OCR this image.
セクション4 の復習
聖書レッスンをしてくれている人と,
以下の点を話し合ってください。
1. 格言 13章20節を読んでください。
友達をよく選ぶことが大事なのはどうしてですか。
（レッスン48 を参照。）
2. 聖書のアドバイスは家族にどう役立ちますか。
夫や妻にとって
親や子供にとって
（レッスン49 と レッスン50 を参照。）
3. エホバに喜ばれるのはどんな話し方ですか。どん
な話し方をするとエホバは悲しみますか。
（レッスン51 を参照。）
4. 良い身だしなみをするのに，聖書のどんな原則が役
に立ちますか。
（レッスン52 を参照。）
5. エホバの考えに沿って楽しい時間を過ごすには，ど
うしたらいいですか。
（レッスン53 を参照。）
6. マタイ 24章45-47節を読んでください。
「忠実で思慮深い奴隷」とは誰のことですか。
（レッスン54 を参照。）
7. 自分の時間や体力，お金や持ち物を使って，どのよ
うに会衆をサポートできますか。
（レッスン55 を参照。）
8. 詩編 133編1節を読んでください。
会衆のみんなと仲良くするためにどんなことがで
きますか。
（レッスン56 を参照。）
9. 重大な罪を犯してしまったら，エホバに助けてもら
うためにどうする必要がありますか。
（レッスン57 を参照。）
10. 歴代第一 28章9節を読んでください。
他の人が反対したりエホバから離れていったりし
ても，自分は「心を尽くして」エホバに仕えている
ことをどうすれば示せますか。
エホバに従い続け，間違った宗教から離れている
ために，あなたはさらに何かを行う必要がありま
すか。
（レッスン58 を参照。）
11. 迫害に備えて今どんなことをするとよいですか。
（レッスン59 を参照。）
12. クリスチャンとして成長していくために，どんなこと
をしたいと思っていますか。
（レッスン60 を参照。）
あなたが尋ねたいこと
#####
[Short task] Produce an exact copy of the whole listing.

[Right answer]
OCR this image.
セクション4 の復習
聖書レッスンをしてくれている人と,
以下の点を話し合ってください。
1. 格言 13章20節を読んでください。
友達をよく選ぶことが大事なのはどうしてですか。
（レッスン48 を参照。）
2. 聖書のアドバイスは家族にどう役立ちますか。
夫や妻にとって
親や子供にとって
（レッスン49 と レッスン50 を参照。）
3. エホバに喜ばれるのはどんな話し方ですか。どん
な話し方をするとエホバは悲しみますか。
（レッスン51 を参照。）
4. 良い身だしなみをするのに，聖書のどんな原則が役
に立ちますか。
（レッスン52 を参照。）
5. エホバの考えに沿って楽しい時間を過ごすには，ど
うしたらいいですか。
（レッスン53 を参照。）
6. マタイ 24章45-47節を読んでください。
「忠実で思慮深い奴隷」とは誰のことですか。
（レッスン54 を参照。）
7. 自分の時間や体力，お金や持ち物を使って，どのよ
うに会衆をサポートできますか。
（レッスン55 を参照。）
8. 詩編 133編1節を読んでください。
会衆のみんなと仲良くするためにどんなことがで
きますか。
（レッスン56 を参照。）
9. 重大な罪を犯してしまったら，エホバに助けてもら
うためにどうする必要がありますか。
（レッスン57 を参照。）
10. 歴代第一 28章9節を読んでください。
他の人が反対したりエホバから離れていったりし
ても，自分は「心を尽くして」エホバに仕えている
ことをどうすれば示せますか。
エホバに従い続け，間違った宗教から離れている
ために，あなたはさらに何かを行う必要がありま
すか。
（レッスン58 を参照。）
11. 迫害に備えて今どんなことをするとよいですか。
（レッスン59 を参照。）
12. クリスチャンとして成長していくために，どんなこと
をしたいと思っていますか。
（レッスン60 を参照。）
あなたが尋ねたいこと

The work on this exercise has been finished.